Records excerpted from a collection
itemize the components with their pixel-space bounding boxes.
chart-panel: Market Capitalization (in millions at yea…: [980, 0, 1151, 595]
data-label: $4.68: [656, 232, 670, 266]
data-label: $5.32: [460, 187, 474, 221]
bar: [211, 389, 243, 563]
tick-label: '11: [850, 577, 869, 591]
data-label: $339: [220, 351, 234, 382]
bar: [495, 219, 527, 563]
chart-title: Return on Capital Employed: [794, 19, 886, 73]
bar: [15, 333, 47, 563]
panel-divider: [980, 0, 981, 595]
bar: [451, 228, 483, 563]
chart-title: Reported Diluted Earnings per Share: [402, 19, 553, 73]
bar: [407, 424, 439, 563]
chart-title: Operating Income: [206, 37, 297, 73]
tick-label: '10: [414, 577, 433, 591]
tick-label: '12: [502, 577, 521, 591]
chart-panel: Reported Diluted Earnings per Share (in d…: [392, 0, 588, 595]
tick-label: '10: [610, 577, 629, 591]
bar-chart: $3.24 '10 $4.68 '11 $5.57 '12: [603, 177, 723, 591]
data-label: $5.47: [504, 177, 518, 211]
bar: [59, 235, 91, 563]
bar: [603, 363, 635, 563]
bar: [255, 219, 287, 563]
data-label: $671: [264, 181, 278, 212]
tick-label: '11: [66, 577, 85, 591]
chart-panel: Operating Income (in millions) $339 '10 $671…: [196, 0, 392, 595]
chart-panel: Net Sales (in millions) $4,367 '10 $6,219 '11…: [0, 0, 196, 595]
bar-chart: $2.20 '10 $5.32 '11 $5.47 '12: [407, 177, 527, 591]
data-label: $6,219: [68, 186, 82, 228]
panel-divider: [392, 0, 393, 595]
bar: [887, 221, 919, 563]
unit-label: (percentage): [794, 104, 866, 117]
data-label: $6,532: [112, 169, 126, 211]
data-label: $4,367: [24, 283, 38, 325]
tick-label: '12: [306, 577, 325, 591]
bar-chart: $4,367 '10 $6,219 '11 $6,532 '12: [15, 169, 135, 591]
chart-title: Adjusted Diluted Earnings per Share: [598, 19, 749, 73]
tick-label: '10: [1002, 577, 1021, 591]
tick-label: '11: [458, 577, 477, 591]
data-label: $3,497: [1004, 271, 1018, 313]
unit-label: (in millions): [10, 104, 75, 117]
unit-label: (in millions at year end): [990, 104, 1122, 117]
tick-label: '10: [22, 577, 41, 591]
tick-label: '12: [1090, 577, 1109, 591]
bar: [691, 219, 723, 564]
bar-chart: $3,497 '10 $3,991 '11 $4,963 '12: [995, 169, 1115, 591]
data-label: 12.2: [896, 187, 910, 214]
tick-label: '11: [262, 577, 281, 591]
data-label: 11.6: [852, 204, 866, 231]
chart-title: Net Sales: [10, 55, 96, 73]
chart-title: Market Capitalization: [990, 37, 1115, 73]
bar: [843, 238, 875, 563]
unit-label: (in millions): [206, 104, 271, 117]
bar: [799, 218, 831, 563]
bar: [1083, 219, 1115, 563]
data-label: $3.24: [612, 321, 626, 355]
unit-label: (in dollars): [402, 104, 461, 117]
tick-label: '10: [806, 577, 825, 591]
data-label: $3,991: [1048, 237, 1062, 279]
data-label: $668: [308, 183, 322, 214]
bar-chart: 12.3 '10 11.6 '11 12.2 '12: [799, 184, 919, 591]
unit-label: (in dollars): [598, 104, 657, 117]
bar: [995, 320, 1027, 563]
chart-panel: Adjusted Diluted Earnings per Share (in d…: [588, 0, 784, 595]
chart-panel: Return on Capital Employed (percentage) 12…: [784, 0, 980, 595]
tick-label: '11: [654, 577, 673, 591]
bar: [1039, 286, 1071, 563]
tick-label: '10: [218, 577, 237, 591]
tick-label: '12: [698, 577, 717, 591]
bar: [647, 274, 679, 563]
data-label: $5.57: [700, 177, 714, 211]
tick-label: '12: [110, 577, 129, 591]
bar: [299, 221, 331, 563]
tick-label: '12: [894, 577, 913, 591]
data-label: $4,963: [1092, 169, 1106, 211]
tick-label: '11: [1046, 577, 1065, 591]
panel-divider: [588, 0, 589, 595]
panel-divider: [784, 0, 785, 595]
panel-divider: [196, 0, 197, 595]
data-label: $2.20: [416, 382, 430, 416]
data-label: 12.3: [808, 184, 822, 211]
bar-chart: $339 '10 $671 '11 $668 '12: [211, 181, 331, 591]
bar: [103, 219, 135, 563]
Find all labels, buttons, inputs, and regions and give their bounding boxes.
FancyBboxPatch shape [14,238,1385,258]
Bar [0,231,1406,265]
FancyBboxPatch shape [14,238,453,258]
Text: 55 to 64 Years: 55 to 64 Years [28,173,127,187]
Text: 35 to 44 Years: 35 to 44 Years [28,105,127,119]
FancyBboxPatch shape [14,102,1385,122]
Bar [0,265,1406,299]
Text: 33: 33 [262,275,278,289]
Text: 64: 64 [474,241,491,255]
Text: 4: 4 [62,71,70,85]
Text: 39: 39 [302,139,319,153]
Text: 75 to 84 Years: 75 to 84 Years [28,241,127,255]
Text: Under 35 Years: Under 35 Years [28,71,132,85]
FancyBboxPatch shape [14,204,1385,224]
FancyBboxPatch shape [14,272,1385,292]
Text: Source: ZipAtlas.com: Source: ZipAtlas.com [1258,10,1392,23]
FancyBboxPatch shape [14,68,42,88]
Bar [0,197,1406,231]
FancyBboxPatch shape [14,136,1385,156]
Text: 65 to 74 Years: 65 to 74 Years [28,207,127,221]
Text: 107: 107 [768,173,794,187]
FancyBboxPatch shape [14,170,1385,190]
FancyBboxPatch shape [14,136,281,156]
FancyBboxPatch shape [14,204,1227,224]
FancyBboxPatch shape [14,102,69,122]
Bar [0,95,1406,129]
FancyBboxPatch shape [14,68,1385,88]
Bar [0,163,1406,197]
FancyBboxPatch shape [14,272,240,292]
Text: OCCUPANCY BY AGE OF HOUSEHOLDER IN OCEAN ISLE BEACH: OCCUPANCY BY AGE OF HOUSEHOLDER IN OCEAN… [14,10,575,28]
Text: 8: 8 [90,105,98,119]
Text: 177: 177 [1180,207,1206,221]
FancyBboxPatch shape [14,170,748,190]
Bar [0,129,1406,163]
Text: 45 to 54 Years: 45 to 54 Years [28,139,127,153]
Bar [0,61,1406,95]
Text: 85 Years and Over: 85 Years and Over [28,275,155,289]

**THE TASK:**
Give the stretch of the data from its start through the line containing "data-label: 12.2: [896, 187, 910, 214]" again, swapping "panel-divider" for "separator" and leaving everything else unchanged. Return only those lines.

**ANSWER:**
itemize the components with their pixel-space bounding boxes.
chart-panel: Market Capitalization (in millions at yea…: [980, 0, 1151, 595]
data-label: $4.68: [656, 232, 670, 266]
data-label: $5.32: [460, 187, 474, 221]
bar: [211, 389, 243, 563]
tick-label: '11: [850, 577, 869, 591]
data-label: $339: [220, 351, 234, 382]
bar: [495, 219, 527, 563]
chart-title: Return on Capital Employed: [794, 19, 886, 73]
bar: [15, 333, 47, 563]
separator: [980, 0, 981, 595]
bar: [451, 228, 483, 563]
chart-title: Reported Diluted Earnings per Share: [402, 19, 553, 73]
bar: [407, 424, 439, 563]
chart-title: Operating Income: [206, 37, 297, 73]
tick-label: '10: [414, 577, 433, 591]
tick-label: '12: [502, 577, 521, 591]
chart-panel: Reported Diluted Earnings per Share (in d…: [392, 0, 588, 595]
tick-label: '10: [610, 577, 629, 591]
bar-chart: $3.24 '10 $4.68 '11 $5.57 '12: [603, 177, 723, 591]
data-label: $5.47: [504, 177, 518, 211]
bar: [59, 235, 91, 563]
bar: [603, 363, 635, 563]
bar: [255, 219, 287, 563]
data-label: $671: [264, 181, 278, 212]
tick-label: '11: [66, 577, 85, 591]
chart-panel: Operating Income (in millions) $339 '10 $671…: [196, 0, 392, 595]
chart-panel: Net Sales (in millions) $4,367 '10 $6,219 '11…: [0, 0, 196, 595]
bar-chart: $2.20 '10 $5.32 '11 $5.47 '12: [407, 177, 527, 591]
data-label: $6,219: [68, 186, 82, 228]
separator: [392, 0, 393, 595]
bar: [887, 221, 919, 563]
unit-label: (percentage): [794, 104, 866, 117]
data-label: $6,532: [112, 169, 126, 211]
data-label: $4,367: [24, 283, 38, 325]
tick-label: '12: [306, 577, 325, 591]
bar-chart: $4,367 '10 $6,219 '11 $6,532 '12: [15, 169, 135, 591]
chart-title: Adjusted Diluted Earnings per Share: [598, 19, 749, 73]
tick-label: '10: [1002, 577, 1021, 591]
tick-label: '11: [458, 577, 477, 591]
data-label: $3,497: [1004, 271, 1018, 313]
unit-label: (in millions): [10, 104, 75, 117]
unit-label: (in millions at year end): [990, 104, 1122, 117]
tick-label: '10: [22, 577, 41, 591]
tick-label: '12: [1090, 577, 1109, 591]
bar: [691, 219, 723, 564]
bar-chart: $3,497 '10 $3,991 '11 $4,963 '12: [995, 169, 1115, 591]
data-label: 12.2: [896, 187, 910, 214]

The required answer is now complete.